** Start EXTRACTED RECORDS **
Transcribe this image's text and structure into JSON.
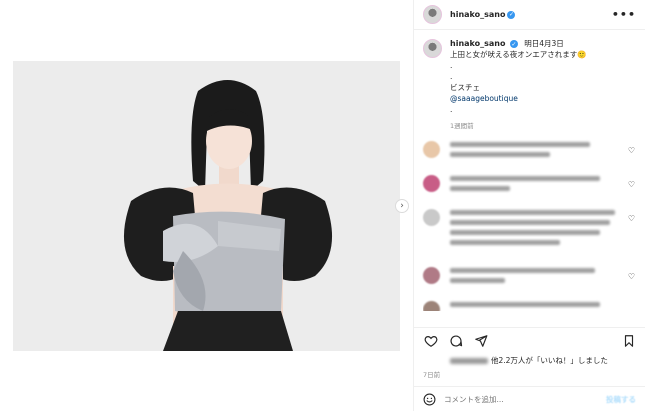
{
  "post": {
    "username": "hinako_sano",
    "caption_date": "明日4月3日",
    "caption_line1": "上田と女が吠える夜オンエアされます🙂",
    "caption_dot1": ".",
    "caption_dot2": ".",
    "caption_item": "ビスチェ",
    "caption_tag": "@saaageboutique",
    "caption_dot3": ".",
    "caption_ago": "1週間前"
  },
  "icons": {
    "verified": "verified-badge-icon",
    "more": "more-options-icon",
    "next": "chevron-right-icon",
    "like": "heart-icon",
    "comment": "comment-bubble-icon",
    "share": "paper-plane-icon",
    "save": "bookmark-icon",
    "emoji": "emoji-smile-icon"
  },
  "glyphs": {
    "more": "•••",
    "next": "›",
    "verified": "✓",
    "heart": "♡"
  },
  "comments": [
    {
      "avatar_color": "#e8c7a8"
    },
    {
      "avatar_color": "#c85d86"
    },
    {
      "avatar_color": "#c9c9c9"
    },
    {
      "avatar_color": "#b07a86"
    },
    {
      "avatar_color": "#9c8378"
    }
  ],
  "likes": {
    "prefix": "他2.2万人が「いいね！」しました"
  },
  "post_ago": "7日前",
  "composer": {
    "placeholder": "コメントを追加...",
    "post_label": "投稿する"
  },
  "colors": {
    "accent": "#3797f0",
    "link": "#00376b",
    "muted": "#8e8e8e"
  }
}
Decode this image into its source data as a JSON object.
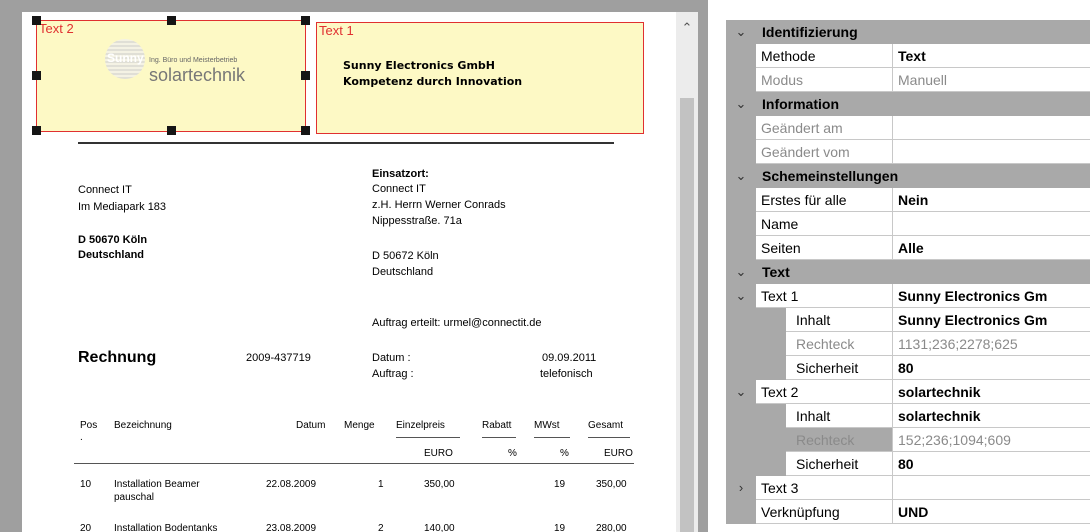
{
  "document": {
    "zones": [
      {
        "label": "Text 2"
      },
      {
        "label": "Text 1"
      }
    ],
    "logo": {
      "circle_text": "Sunny",
      "tagline": "Ing. Büro und Meisterbetrieb",
      "name": "solartechnik"
    },
    "company": {
      "line1": "Sunny Electronics GmbH",
      "line2": "Kompetenz durch Innovation"
    },
    "recipient": {
      "line1": "Connect IT",
      "line2": "Im Mediapark 183",
      "line3": "D 50670 Köln",
      "line4": "Deutschland"
    },
    "einsatzort": {
      "heading": "Einsatzort:",
      "line1": "Connect IT",
      "line2": "z.H. Herrn Werner Conrads",
      "line3": "Nippesstraße. 71a",
      "line4": "D 50672 Köln",
      "line5": "Deutschland"
    },
    "auftrag_erteilt": "Auftrag erteilt: urmel@connectit.de",
    "invoice": {
      "title": "Rechnung",
      "number": "2009-437719",
      "datum_label": "Datum :",
      "datum_value": "09.09.2011",
      "auftrag_label": "Auftrag :",
      "auftrag_value": "telefonisch"
    },
    "table": {
      "headers": {
        "pos": "Pos",
        "pos_dot": ".",
        "bezeichnung": "Bezeichnung",
        "datum": "Datum",
        "menge": "Menge",
        "einzelpreis": "Einzelpreis",
        "rabatt": "Rabatt",
        "mwst": "MWst",
        "gesamt": "Gesamt"
      },
      "units": {
        "einzelpreis": "EURO",
        "rabatt": "%",
        "mwst": "%",
        "gesamt": "EURO"
      },
      "rows": [
        {
          "pos": "10",
          "bez1": "Installation Beamer",
          "bez2": "pauschal",
          "datum": "22.08.2009",
          "menge": "1",
          "einzel": "350,00",
          "mwst": "19",
          "gesamt": "350,00"
        },
        {
          "pos": "20",
          "bez1": "Installation Bodentanks",
          "bez2": "",
          "datum": "23.08.2009",
          "menge": "2",
          "einzel": "140,00",
          "mwst": "19",
          "gesamt": "280,00"
        }
      ]
    }
  },
  "properties": {
    "sections": {
      "identifizierung": "Identifizierung",
      "information": "Information",
      "schemeinstellungen": "Schemeinstellungen",
      "text": "Text"
    },
    "methode": {
      "name": "Methode",
      "value": "Text"
    },
    "modus": {
      "name": "Modus",
      "value": "Manuell"
    },
    "geaendert_am": {
      "name": "Geändert am",
      "value": ""
    },
    "geaendert_vom": {
      "name": "Geändert vom",
      "value": ""
    },
    "erstes_fuer_alle": {
      "name": "Erstes für alle",
      "value": "Nein"
    },
    "name": {
      "name": "Name",
      "value": ""
    },
    "seiten": {
      "name": "Seiten",
      "value": "Alle"
    },
    "text1": {
      "name": "Text 1",
      "value": "Sunny Electronics Gm",
      "inhalt": {
        "name": "Inhalt",
        "value": "Sunny Electronics Gm"
      },
      "rechteck": {
        "name": "Rechteck",
        "value": "1131;236;2278;625"
      },
      "sicherheit": {
        "name": "Sicherheit",
        "value": "80"
      }
    },
    "text2": {
      "name": "Text 2",
      "value": "solartechnik",
      "inhalt": {
        "name": "Inhalt",
        "value": "solartechnik"
      },
      "rechteck": {
        "name": "Rechteck",
        "value": "152;236;1094;609"
      },
      "sicherheit": {
        "name": "Sicherheit",
        "value": "80"
      }
    },
    "text3": {
      "name": "Text 3",
      "value": ""
    },
    "verknuepfung": {
      "name": "Verknüpfung",
      "value": "UND"
    }
  }
}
** End EXTRACTED RECORDS **
§ SET EXERCISE
Without the pictures, transcribe the listing above exactly.

§ FINISHED ANSWER
Transcribe this image's text and structure into JSON.
{
  "post": {
    "username": "hinako_sano",
    "caption_date": "明日4月3日",
    "caption_line1": "上田と女が吠える夜オンエアされます🙂",
    "caption_dot1": ".",
    "caption_dot2": ".",
    "caption_item": "ビスチェ",
    "caption_tag": "@saaageboutique",
    "caption_dot3": ".",
    "caption_ago": "1週間前"
  },
  "icons": {
    "verified": "verified-badge-icon",
    "more": "more-options-icon",
    "next": "chevron-right-icon",
    "like": "heart-icon",
    "comment": "comment-bubble-icon",
    "share": "paper-plane-icon",
    "save": "bookmark-icon",
    "emoji": "emoji-smile-icon"
  },
  "glyphs": {
    "more": "•••",
    "next": "›",
    "verified": "✓",
    "heart": "♡"
  },
  "comments": [
    {
      "avatar_color": "#e8c7a8"
    },
    {
      "avatar_color": "#c85d86"
    },
    {
      "avatar_color": "#c9c9c9"
    },
    {
      "avatar_color": "#b07a86"
    },
    {
      "avatar_color": "#9c8378"
    }
  ],
  "likes": {
    "prefix": "他2.2万人が「いいね！」しました"
  },
  "post_ago": "7日前",
  "composer": {
    "placeholder": "コメントを追加...",
    "post_label": "投稿する"
  },
  "colors": {
    "accent": "#3797f0",
    "link": "#00376b",
    "muted": "#8e8e8e"
  }
}
Decode this image into its source data as a JSON object.
{
  "document": {
    "zones": [
      {
        "label": "Text 2"
      },
      {
        "label": "Text 1"
      }
    ],
    "logo": {
      "circle_text": "Sunny",
      "tagline": "Ing. Büro und Meisterbetrieb",
      "name": "solartechnik"
    },
    "company": {
      "line1": "Sunny Electronics GmbH",
      "line2": "Kompetenz durch Innovation"
    },
    "recipient": {
      "line1": "Connect IT",
      "line2": "Im Mediapark 183",
      "line3": "D 50670 Köln",
      "line4": "Deutschland"
    },
    "einsatzort": {
      "heading": "Einsatzort:",
      "line1": "Connect IT",
      "line2": "z.H. Herrn Werner Conrads",
      "line3": "Nippesstraße. 71a",
      "line4": "D 50672 Köln",
      "line5": "Deutschland"
    },
    "auftrag_erteilt": "Auftrag erteilt: urmel@connectit.de",
    "invoice": {
      "title": "Rechnung",
      "number": "2009-437719",
      "datum_label": "Datum :",
      "datum_value": "09.09.2011",
      "auftrag_label": "Auftrag :",
      "auftrag_value": "telefonisch"
    },
    "table": {
      "headers": {
        "pos": "Pos",
        "pos_dot": ".",
        "bezeichnung": "Bezeichnung",
        "datum": "Datum",
        "menge": "Menge",
        "einzelpreis": "Einzelpreis",
        "rabatt": "Rabatt",
        "mwst": "MWst",
        "gesamt": "Gesamt"
      },
      "units": {
        "einzelpreis": "EURO",
        "rabatt": "%",
        "mwst": "%",
        "gesamt": "EURO"
      },
      "rows": [
        {
          "pos": "10",
          "bez1": "Installation Beamer",
          "bez2": "pauschal",
          "datum": "22.08.2009",
          "menge": "1",
          "einzel": "350,00",
          "mwst": "19",
          "gesamt": "350,00"
        },
        {
          "pos": "20",
          "bez1": "Installation Bodentanks",
          "bez2": "",
          "datum": "23.08.2009",
          "menge": "2",
          "einzel": "140,00",
          "mwst": "19",
          "gesamt": "280,00"
        }
      ]
    }
  },
  "properties": {
    "sections": {
      "identifizierung": "Identifizierung",
      "information": "Information",
      "schemeinstellungen": "Schemeinstellungen",
      "text": "Text"
    },
    "methode": {
      "name": "Methode",
      "value": "Text"
    },
    "modus": {
      "name": "Modus",
      "value": "Manuell"
    },
    "geaendert_am": {
      "name": "Geändert am",
      "value": ""
    },
    "geaendert_vom": {
      "name": "Geändert vom",
      "value": ""
    },
    "erstes_fuer_alle": {
      "name": "Erstes für alle",
      "value": "Nein"
    },
    "name": {
      "name": "Name",
      "value": ""
    },
    "seiten": {
      "name": "Seiten",
      "value": "Alle"
    },
    "text1": {
      "name": "Text 1",
      "value": "Sunny Electronics Gm",
      "inhalt": {
        "name": "Inhalt",
        "value": "Sunny Electronics Gm"
      },
      "rechteck": {
        "name": "Rechteck",
        "value": "1131;236;2278;625"
      },
      "sicherheit": {
        "name": "Sicherheit",
        "value": "80"
      }
    },
    "text2": {
      "name": "Text 2",
      "value": "solartechnik",
      "inhalt": {
        "name": "Inhalt",
        "value": "solartechnik"
      },
      "rechteck": {
        "name": "Rechteck",
        "value": "152;236;1094;609"
      },
      "sicherheit": {
        "name": "Sicherheit",
        "value": "80"
      }
    },
    "text3": {
      "name": "Text 3",
      "value": ""
    },
    "verknuepfung": {
      "name": "Verknüpfung",
      "value": "UND"
    }
  }
}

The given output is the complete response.